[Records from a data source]
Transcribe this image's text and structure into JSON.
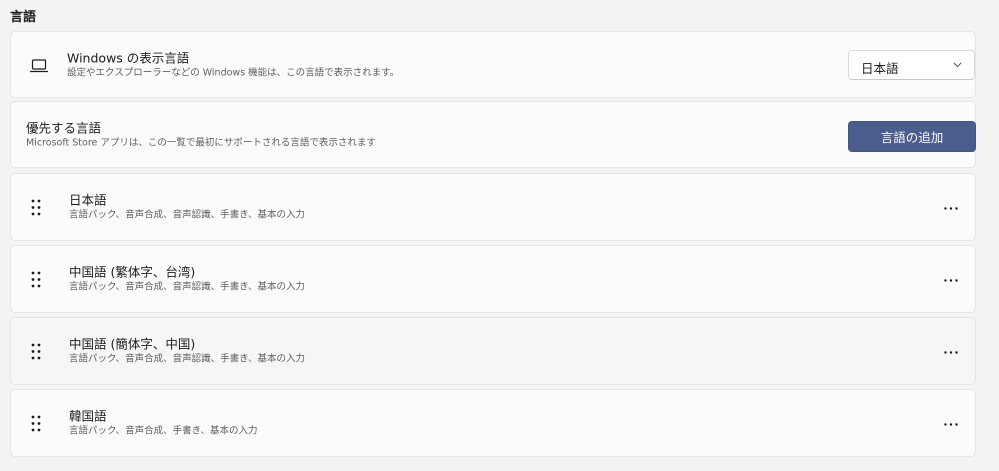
{
  "section": {
    "title": "言語"
  },
  "display_language": {
    "title": "Windows の表示言語",
    "description": "設定やエクスプローラーなどの Windows 機能は、この言語で表示されます。",
    "selected": "日本語"
  },
  "preferred_languages": {
    "title": "優先する言語",
    "description": "Microsoft Store アプリは、この一覧で最初にサポートされる言語で表示されます",
    "add_button_label": "言語の追加",
    "items": [
      {
        "name": "日本語",
        "features": "言語パック、音声合成、音声認識、手書き、基本の入力"
      },
      {
        "name": "中国語 (繁体字、台湾)",
        "features": "言語パック、音声合成、音声認識、手書き、基本の入力"
      },
      {
        "name": "中国語 (簡体字、中国)",
        "features": "言語パック、音声合成、音声認識、手書き、基本の入力"
      },
      {
        "name": "韓国語",
        "features": "言語パック、音声合成、手書き、基本の入力"
      }
    ]
  },
  "icons": {
    "display": "laptop-icon",
    "drag": "grip-dots-icon",
    "more": "more-options-icon",
    "dropdown": "chevron-down-icon"
  },
  "colors": {
    "accent": "#4a5d8c",
    "background": "#f3f3f3",
    "card": "#fbfbfb"
  }
}
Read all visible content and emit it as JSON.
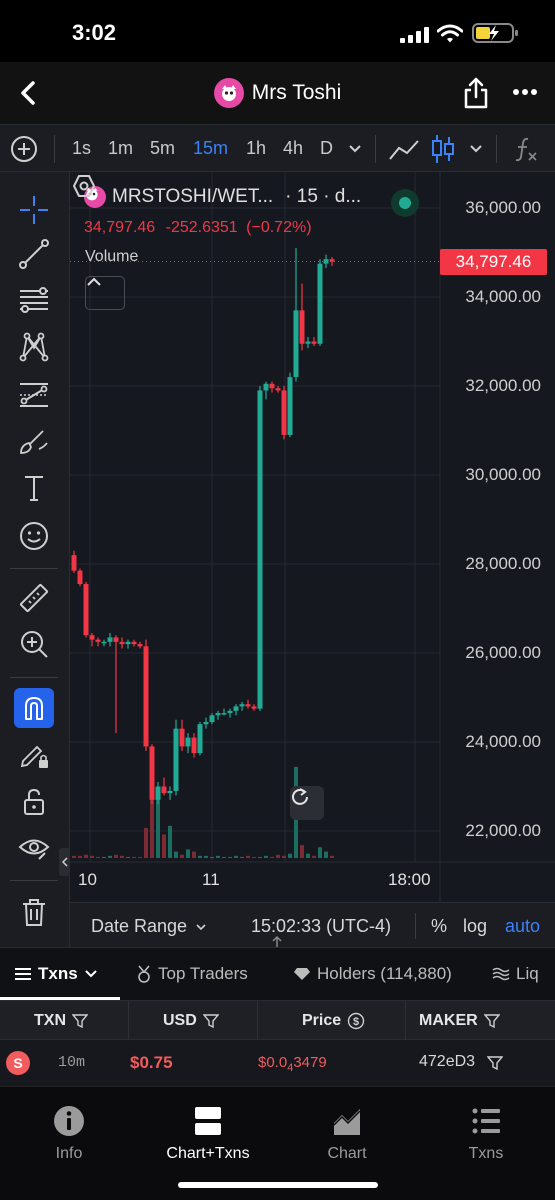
{
  "status_bar": {
    "time": "3:02"
  },
  "header": {
    "title": "Mrs Toshi"
  },
  "toolbar": {
    "timeframes": [
      {
        "label": "1s",
        "active": false
      },
      {
        "label": "1m",
        "active": false
      },
      {
        "label": "5m",
        "active": false
      },
      {
        "label": "15m",
        "active": true
      },
      {
        "label": "1h",
        "active": false
      },
      {
        "label": "4h",
        "active": false
      },
      {
        "label": "D",
        "active": false
      }
    ]
  },
  "legend": {
    "symbol": "MRSTOSHI/WET...",
    "interval": "· 15 · d...",
    "last": "34,797.46",
    "change": "-252.6351",
    "change_pct": "(−0.72%)",
    "volume_label": "Volume"
  },
  "chart_data": {
    "type": "candlestick",
    "y_range": [
      21000,
      36500
    ],
    "y_ticks": [
      "36,000.00",
      "34,000.00",
      "32,000.00",
      "30,000.00",
      "28,000.00",
      "26,000.00",
      "24,000.00",
      "22,000.00"
    ],
    "y_tick_values": [
      36000,
      34000,
      32000,
      30000,
      28000,
      26000,
      24000,
      22000
    ],
    "last_price": "34,797.46",
    "last_price_value": 34797.46,
    "x_ticks": [
      "10",
      "11",
      "18:00"
    ],
    "candles": [
      {
        "o": 28200,
        "h": 28300,
        "l": 27800,
        "c": 27850
      },
      {
        "o": 27850,
        "h": 27900,
        "l": 27500,
        "c": 27550
      },
      {
        "o": 27550,
        "h": 27600,
        "l": 26350,
        "c": 26400
      },
      {
        "o": 26400,
        "h": 26450,
        "l": 26150,
        "c": 26300
      },
      {
        "o": 26300,
        "h": 26350,
        "l": 26150,
        "c": 26250
      },
      {
        "o": 26250,
        "h": 26300,
        "l": 26150,
        "c": 26250
      },
      {
        "o": 26250,
        "h": 26450,
        "l": 26150,
        "c": 26350
      },
      {
        "o": 26350,
        "h": 26400,
        "l": 24200,
        "c": 26250
      },
      {
        "o": 26250,
        "h": 26350,
        "l": 26100,
        "c": 26200
      },
      {
        "o": 26200,
        "h": 26300,
        "l": 26100,
        "c": 26250
      },
      {
        "o": 26250,
        "h": 26300,
        "l": 26150,
        "c": 26200
      },
      {
        "o": 26200,
        "h": 26250,
        "l": 26100,
        "c": 26150
      },
      {
        "o": 26150,
        "h": 26300,
        "l": 23800,
        "c": 23900
      },
      {
        "o": 23900,
        "h": 23950,
        "l": 22600,
        "c": 22700
      },
      {
        "o": 22700,
        "h": 23100,
        "l": 22600,
        "c": 23000
      },
      {
        "o": 23000,
        "h": 23200,
        "l": 22800,
        "c": 22850
      },
      {
        "o": 22850,
        "h": 23000,
        "l": 22700,
        "c": 22900
      },
      {
        "o": 22900,
        "h": 24500,
        "l": 22800,
        "c": 24300
      },
      {
        "o": 24300,
        "h": 24500,
        "l": 23800,
        "c": 23900
      },
      {
        "o": 23900,
        "h": 24200,
        "l": 23750,
        "c": 24100
      },
      {
        "o": 24100,
        "h": 24200,
        "l": 23650,
        "c": 23750
      },
      {
        "o": 23750,
        "h": 24450,
        "l": 23700,
        "c": 24400
      },
      {
        "o": 24400,
        "h": 24550,
        "l": 24300,
        "c": 24450
      },
      {
        "o": 24450,
        "h": 24650,
        "l": 24400,
        "c": 24600
      },
      {
        "o": 24600,
        "h": 24700,
        "l": 24500,
        "c": 24650
      },
      {
        "o": 24650,
        "h": 24750,
        "l": 24600,
        "c": 24650
      },
      {
        "o": 24650,
        "h": 24750,
        "l": 24550,
        "c": 24700
      },
      {
        "o": 24700,
        "h": 24850,
        "l": 24600,
        "c": 24800
      },
      {
        "o": 24800,
        "h": 24900,
        "l": 24700,
        "c": 24850
      },
      {
        "o": 24850,
        "h": 24950,
        "l": 24750,
        "c": 24800
      },
      {
        "o": 24800,
        "h": 24850,
        "l": 24700,
        "c": 24750
      },
      {
        "o": 24750,
        "h": 32000,
        "l": 24700,
        "c": 31900
      },
      {
        "o": 31900,
        "h": 32100,
        "l": 31700,
        "c": 32050
      },
      {
        "o": 32050,
        "h": 32100,
        "l": 31850,
        "c": 31950
      },
      {
        "o": 31950,
        "h": 32000,
        "l": 31850,
        "c": 31900
      },
      {
        "o": 31900,
        "h": 32000,
        "l": 30800,
        "c": 30900
      },
      {
        "o": 30900,
        "h": 32300,
        "l": 30850,
        "c": 32200
      },
      {
        "o": 32200,
        "h": 35100,
        "l": 32100,
        "c": 33700
      },
      {
        "o": 33700,
        "h": 34300,
        "l": 32800,
        "c": 32950
      },
      {
        "o": 32950,
        "h": 33100,
        "l": 32850,
        "c": 33000
      },
      {
        "o": 33000,
        "h": 33100,
        "l": 32900,
        "c": 32950
      },
      {
        "o": 32950,
        "h": 34850,
        "l": 32900,
        "c": 34750
      },
      {
        "o": 34750,
        "h": 34950,
        "l": 34650,
        "c": 34850
      },
      {
        "o": 34850,
        "h": 34900,
        "l": 34700,
        "c": 34797
      }
    ],
    "volume": [
      2,
      2,
      3,
      2,
      1,
      1,
      2,
      3,
      2,
      1,
      1,
      1,
      28,
      55,
      65,
      22,
      30,
      6,
      3,
      8,
      6,
      2,
      2,
      1,
      2,
      1,
      1,
      2,
      1,
      2,
      1,
      1,
      2,
      1,
      3,
      2,
      4,
      85,
      12,
      4,
      2,
      10,
      6,
      2
    ],
    "volume_max": 140
  },
  "chart_footer": {
    "date_range": "Date Range",
    "time": "15:02:33 (UTC-4)",
    "percent": "%",
    "log": "log",
    "auto": "auto"
  },
  "tabs": [
    {
      "label": "Txns",
      "active": true
    },
    {
      "label": "Top Traders",
      "active": false
    },
    {
      "label": "Holders (114,880)",
      "active": false
    },
    {
      "label": "Liq",
      "active": false
    }
  ],
  "table": {
    "headers": [
      "TXN",
      "USD",
      "Price",
      "MAKER"
    ],
    "row": {
      "side": "S",
      "age": "10m",
      "usd": "$0.75",
      "price_prefix": "$0.0",
      "price_sub": "4",
      "price_rest": "3479",
      "maker": "472eD3"
    }
  },
  "bottom_nav": [
    {
      "label": "Info",
      "active": false
    },
    {
      "label": "Chart+Txns",
      "active": true
    },
    {
      "label": "Chart",
      "active": false
    },
    {
      "label": "Txns",
      "active": false
    }
  ],
  "colors": {
    "up": "#22ab94",
    "down": "#f23645",
    "accent": "#3b82f6",
    "chart_bg": "#161820"
  }
}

- [STATED EXERCISE] Among the lines of the data, identify those with the word "JSON". Copy each of them.

- [SOLUTION]
Transcribe this image's text and structure into JSON.
Read all visible content and emit it as JSON.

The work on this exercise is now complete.